[START]
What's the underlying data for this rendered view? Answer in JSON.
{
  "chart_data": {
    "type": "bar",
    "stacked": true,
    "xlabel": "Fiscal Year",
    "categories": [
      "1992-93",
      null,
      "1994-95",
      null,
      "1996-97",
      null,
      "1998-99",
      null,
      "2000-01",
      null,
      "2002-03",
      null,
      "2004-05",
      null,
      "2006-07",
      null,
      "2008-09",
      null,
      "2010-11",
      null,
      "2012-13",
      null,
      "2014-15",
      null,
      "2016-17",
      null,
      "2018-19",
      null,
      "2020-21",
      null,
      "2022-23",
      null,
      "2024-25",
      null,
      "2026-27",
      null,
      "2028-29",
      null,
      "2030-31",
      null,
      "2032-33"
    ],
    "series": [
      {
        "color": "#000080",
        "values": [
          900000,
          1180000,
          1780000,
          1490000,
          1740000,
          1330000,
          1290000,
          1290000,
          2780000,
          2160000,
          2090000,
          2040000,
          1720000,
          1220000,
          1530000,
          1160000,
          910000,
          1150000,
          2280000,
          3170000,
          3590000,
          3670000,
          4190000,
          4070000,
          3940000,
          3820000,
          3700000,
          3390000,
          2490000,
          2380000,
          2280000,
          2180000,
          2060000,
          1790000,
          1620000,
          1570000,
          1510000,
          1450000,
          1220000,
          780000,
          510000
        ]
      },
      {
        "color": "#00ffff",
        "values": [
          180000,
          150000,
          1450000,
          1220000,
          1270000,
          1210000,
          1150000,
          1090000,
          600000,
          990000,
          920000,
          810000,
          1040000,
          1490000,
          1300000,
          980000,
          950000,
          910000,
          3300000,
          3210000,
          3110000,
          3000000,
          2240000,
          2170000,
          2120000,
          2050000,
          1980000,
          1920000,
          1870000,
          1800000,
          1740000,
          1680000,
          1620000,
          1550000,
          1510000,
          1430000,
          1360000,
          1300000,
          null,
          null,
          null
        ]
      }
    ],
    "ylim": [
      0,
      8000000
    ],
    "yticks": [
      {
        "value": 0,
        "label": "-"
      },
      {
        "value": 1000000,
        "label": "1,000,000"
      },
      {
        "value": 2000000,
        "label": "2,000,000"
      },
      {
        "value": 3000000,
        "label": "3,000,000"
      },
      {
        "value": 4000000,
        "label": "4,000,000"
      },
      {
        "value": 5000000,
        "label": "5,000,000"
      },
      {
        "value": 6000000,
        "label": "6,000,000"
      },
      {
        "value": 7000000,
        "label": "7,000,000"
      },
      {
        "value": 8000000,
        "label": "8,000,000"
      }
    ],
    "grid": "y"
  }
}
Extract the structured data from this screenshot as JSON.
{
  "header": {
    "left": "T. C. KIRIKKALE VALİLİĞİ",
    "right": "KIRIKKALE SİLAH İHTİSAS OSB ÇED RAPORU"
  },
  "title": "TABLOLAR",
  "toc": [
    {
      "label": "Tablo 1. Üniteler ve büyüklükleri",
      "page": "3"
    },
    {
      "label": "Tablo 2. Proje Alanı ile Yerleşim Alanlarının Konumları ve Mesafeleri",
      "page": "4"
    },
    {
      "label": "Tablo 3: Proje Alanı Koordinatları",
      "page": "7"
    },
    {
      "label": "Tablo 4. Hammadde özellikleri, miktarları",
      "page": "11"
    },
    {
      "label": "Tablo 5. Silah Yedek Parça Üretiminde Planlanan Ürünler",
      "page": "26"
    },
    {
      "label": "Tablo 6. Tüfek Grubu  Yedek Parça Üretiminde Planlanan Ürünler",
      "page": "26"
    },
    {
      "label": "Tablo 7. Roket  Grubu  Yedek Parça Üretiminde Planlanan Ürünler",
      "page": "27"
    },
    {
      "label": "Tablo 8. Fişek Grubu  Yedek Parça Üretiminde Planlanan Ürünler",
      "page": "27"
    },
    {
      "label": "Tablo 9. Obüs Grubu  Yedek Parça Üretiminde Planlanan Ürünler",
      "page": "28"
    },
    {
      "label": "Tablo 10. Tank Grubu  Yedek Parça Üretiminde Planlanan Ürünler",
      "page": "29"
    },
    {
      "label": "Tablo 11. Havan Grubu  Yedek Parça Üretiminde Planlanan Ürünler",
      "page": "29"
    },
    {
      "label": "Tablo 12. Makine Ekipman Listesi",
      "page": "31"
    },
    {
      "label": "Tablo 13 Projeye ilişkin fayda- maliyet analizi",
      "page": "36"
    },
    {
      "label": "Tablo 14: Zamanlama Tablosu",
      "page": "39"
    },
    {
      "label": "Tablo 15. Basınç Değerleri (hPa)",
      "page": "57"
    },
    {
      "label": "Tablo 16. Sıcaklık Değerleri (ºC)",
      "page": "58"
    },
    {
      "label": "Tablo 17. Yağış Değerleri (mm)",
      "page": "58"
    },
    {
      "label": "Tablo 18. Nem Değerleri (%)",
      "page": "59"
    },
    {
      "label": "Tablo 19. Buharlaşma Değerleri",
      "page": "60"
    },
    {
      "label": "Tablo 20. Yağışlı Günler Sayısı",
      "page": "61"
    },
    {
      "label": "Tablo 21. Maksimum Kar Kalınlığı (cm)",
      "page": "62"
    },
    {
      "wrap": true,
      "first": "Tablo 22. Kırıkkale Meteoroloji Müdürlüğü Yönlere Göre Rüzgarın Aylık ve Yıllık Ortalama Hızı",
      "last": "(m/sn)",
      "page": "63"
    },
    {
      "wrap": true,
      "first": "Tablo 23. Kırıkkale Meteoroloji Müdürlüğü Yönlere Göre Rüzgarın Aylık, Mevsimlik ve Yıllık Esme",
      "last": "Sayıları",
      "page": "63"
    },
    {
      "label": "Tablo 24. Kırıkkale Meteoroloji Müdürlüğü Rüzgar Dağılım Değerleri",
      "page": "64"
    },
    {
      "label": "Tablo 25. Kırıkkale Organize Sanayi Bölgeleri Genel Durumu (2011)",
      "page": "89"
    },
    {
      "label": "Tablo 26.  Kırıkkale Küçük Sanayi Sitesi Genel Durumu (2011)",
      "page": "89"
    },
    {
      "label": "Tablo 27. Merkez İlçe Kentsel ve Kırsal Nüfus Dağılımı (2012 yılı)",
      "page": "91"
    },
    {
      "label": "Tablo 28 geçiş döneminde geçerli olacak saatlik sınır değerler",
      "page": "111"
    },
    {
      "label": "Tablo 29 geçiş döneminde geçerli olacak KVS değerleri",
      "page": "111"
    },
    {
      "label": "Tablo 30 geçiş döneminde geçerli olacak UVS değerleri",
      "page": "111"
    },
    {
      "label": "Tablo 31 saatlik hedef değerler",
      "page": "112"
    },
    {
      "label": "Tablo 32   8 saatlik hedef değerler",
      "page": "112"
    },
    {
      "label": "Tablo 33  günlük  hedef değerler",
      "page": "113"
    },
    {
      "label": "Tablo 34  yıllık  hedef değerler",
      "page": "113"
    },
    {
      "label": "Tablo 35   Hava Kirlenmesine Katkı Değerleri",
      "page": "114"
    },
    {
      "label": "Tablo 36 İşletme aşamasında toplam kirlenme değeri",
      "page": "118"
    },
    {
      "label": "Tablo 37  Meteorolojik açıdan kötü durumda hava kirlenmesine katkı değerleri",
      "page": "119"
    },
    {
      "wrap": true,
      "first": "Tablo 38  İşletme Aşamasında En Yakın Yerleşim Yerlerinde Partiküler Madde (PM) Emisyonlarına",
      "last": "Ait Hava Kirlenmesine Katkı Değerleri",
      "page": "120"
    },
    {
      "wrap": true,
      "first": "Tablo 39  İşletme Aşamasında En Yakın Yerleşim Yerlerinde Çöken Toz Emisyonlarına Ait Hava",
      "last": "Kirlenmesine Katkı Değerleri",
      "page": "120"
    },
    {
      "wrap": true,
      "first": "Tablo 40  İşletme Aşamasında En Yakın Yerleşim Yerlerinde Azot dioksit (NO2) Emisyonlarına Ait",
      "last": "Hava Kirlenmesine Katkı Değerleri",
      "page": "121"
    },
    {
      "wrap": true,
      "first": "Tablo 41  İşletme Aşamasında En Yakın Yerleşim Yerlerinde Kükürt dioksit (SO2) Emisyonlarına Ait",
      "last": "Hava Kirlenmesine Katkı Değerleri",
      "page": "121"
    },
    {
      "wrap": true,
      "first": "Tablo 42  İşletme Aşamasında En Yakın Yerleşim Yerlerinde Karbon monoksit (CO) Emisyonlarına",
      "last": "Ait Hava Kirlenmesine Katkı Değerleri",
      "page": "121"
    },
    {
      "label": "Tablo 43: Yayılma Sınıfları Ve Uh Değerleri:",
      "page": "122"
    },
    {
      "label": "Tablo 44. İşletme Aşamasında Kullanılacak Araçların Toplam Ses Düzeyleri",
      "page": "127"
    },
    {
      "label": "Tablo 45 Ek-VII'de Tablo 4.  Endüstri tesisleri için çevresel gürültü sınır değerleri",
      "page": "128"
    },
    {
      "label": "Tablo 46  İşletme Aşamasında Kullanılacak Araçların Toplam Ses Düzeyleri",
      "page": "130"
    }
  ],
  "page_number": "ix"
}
[END]
• **AIM OF THE TASK**
Report back each line of the entries that holds the string "Kullanılacak".

• **SOLUTION**
      "label": "Tablo 44. İşletme Aşamasında Kullanılacak Araçların Toplam Ses Düzeyleri",
      "label": "Tablo 46  İşletme Aşamasında Kullanılacak Araçların Toplam Ses Düzeyleri",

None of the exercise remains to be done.